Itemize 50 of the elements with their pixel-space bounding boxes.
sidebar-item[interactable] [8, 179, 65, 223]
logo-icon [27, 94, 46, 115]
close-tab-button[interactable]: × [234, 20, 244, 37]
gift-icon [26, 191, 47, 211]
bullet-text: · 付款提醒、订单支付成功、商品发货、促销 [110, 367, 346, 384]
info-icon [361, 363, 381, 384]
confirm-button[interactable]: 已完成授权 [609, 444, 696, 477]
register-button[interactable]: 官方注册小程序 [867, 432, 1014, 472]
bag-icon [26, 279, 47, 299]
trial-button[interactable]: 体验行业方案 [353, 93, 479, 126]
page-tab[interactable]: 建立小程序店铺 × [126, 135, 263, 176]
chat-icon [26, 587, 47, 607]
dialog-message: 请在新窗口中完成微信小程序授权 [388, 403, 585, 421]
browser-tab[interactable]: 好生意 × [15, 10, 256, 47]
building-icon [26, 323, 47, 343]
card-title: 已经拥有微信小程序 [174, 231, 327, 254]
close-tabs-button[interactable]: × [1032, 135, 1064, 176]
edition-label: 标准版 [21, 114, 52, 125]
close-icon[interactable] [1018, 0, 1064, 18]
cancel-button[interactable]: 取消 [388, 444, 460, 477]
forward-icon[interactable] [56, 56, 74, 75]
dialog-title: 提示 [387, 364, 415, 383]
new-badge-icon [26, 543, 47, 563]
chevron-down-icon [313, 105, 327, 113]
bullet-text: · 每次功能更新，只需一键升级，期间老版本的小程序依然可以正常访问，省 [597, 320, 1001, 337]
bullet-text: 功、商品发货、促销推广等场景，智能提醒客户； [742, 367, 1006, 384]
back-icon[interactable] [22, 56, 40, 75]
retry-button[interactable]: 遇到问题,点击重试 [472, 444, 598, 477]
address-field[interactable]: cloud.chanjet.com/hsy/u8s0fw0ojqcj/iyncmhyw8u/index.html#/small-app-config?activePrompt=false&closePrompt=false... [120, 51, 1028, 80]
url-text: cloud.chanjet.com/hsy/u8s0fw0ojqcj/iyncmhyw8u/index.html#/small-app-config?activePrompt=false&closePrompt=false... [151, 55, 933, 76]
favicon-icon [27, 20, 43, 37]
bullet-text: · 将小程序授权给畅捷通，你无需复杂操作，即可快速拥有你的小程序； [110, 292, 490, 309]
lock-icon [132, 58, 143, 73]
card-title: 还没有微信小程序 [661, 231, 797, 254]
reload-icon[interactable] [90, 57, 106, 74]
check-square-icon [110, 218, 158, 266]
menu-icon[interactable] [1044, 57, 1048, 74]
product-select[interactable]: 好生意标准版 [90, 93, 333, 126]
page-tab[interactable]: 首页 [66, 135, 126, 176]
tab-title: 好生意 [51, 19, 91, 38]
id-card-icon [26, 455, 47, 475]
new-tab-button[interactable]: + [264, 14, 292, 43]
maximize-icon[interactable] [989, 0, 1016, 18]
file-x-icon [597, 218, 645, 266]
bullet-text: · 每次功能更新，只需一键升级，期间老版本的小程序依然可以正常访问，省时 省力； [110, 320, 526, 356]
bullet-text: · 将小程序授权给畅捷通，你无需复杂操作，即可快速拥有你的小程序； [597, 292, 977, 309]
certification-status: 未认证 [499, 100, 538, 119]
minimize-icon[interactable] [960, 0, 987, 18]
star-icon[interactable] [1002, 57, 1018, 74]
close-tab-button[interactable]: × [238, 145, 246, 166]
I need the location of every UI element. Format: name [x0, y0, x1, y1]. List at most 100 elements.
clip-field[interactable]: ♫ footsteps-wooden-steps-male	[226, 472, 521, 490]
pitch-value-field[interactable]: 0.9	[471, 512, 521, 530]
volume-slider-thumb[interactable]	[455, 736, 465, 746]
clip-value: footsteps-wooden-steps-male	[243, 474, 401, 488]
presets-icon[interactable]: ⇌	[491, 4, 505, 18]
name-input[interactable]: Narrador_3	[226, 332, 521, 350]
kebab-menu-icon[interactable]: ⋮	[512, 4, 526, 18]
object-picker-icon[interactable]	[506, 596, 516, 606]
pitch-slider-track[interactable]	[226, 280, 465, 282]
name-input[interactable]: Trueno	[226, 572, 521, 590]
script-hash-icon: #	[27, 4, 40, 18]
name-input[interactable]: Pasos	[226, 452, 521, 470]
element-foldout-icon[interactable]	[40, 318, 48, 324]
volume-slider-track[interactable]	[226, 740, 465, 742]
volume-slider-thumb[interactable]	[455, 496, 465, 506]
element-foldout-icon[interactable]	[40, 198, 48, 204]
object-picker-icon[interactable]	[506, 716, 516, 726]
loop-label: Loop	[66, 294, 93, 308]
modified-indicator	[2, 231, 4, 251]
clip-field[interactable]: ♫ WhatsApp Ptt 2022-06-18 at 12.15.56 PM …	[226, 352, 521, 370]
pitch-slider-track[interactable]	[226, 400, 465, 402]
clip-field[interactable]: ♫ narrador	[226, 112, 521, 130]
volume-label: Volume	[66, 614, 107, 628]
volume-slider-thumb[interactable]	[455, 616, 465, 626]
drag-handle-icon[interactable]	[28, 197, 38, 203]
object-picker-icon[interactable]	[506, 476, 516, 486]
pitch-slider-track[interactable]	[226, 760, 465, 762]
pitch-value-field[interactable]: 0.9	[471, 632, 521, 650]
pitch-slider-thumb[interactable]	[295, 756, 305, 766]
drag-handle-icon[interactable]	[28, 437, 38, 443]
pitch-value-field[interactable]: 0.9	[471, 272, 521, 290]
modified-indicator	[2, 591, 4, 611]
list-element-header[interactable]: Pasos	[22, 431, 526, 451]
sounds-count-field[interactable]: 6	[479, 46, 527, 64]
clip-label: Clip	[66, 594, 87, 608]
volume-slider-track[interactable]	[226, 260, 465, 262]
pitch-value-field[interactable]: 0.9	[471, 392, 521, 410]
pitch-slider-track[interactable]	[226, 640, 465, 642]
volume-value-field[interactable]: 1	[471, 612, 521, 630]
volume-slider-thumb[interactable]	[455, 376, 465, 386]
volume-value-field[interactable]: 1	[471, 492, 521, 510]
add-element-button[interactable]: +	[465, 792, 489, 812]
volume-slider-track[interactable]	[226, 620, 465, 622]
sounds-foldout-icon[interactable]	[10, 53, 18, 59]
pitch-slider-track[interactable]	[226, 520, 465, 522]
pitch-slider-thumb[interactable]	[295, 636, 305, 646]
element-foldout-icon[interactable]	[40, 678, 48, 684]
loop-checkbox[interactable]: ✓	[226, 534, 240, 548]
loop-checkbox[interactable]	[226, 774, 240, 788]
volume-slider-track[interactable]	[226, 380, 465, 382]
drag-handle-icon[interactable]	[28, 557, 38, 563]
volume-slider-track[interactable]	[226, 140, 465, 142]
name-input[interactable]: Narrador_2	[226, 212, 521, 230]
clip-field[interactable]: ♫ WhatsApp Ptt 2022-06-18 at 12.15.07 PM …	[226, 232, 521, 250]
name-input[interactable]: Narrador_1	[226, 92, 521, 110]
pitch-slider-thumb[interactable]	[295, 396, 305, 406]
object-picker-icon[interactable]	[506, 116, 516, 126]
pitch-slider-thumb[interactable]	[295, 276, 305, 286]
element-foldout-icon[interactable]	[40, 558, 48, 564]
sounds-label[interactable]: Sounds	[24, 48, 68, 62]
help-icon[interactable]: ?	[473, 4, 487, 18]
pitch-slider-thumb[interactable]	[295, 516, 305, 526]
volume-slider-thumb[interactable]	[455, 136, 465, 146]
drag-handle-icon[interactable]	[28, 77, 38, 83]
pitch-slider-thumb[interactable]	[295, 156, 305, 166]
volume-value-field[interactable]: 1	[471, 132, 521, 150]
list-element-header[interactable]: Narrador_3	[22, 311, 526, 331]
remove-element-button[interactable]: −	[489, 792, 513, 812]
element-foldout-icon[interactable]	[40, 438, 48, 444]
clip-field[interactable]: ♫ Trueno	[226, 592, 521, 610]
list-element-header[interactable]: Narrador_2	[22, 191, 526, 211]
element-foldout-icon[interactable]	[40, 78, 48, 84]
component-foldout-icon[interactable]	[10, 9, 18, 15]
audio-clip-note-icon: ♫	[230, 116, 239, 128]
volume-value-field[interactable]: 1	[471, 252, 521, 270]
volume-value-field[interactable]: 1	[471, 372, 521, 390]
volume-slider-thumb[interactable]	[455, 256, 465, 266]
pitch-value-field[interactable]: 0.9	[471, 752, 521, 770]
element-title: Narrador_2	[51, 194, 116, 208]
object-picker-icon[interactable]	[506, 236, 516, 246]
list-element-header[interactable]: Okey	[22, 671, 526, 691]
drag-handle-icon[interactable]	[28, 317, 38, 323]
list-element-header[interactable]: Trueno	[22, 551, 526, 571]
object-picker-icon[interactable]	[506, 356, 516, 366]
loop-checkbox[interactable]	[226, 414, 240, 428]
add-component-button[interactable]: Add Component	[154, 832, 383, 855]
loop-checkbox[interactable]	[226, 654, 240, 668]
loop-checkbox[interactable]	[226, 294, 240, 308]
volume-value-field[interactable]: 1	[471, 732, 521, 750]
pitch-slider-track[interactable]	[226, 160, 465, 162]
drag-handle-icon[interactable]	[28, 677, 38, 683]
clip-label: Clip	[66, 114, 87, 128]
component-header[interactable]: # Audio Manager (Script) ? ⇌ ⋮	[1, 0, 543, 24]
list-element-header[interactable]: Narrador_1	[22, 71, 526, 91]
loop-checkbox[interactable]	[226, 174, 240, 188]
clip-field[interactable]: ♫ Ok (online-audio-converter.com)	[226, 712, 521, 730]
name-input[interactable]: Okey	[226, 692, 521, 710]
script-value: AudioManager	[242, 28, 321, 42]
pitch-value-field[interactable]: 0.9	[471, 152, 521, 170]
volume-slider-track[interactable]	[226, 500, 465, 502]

━━━

# Work to be completed
Rewrite the records starting at the beginning and ending at the line containing "cancel-button[interactable]: 取消 [388, 444, 460, 477]", putting "dialog-text" in place of "dialog-message" and leaving everything else the same.

# Response to this exercise
Itemize 50 of the elements with their pixel-space bounding boxes.
sidebar-item[interactable] [8, 179, 65, 223]
logo-icon [27, 94, 46, 115]
close-tab-button[interactable]: × [234, 20, 244, 37]
gift-icon [26, 191, 47, 211]
bullet-text: · 付款提醒、订单支付成功、商品发货、促销 [110, 367, 346, 384]
info-icon [361, 363, 381, 384]
confirm-button[interactable]: 已完成授权 [609, 444, 696, 477]
register-button[interactable]: 官方注册小程序 [867, 432, 1014, 472]
bag-icon [26, 279, 47, 299]
trial-button[interactable]: 体验行业方案 [353, 93, 479, 126]
page-tab[interactable]: 建立小程序店铺 × [126, 135, 263, 176]
chat-icon [26, 587, 47, 607]
dialog-text: 请在新窗口中完成微信小程序授权 [388, 403, 585, 421]
browser-tab[interactable]: 好生意 × [15, 10, 256, 47]
building-icon [26, 323, 47, 343]
card-title: 已经拥有微信小程序 [174, 231, 327, 254]
close-tabs-button[interactable]: × [1032, 135, 1064, 176]
edition-label: 标准版 [21, 114, 52, 125]
close-icon[interactable] [1018, 0, 1064, 18]
cancel-button[interactable]: 取消 [388, 444, 460, 477]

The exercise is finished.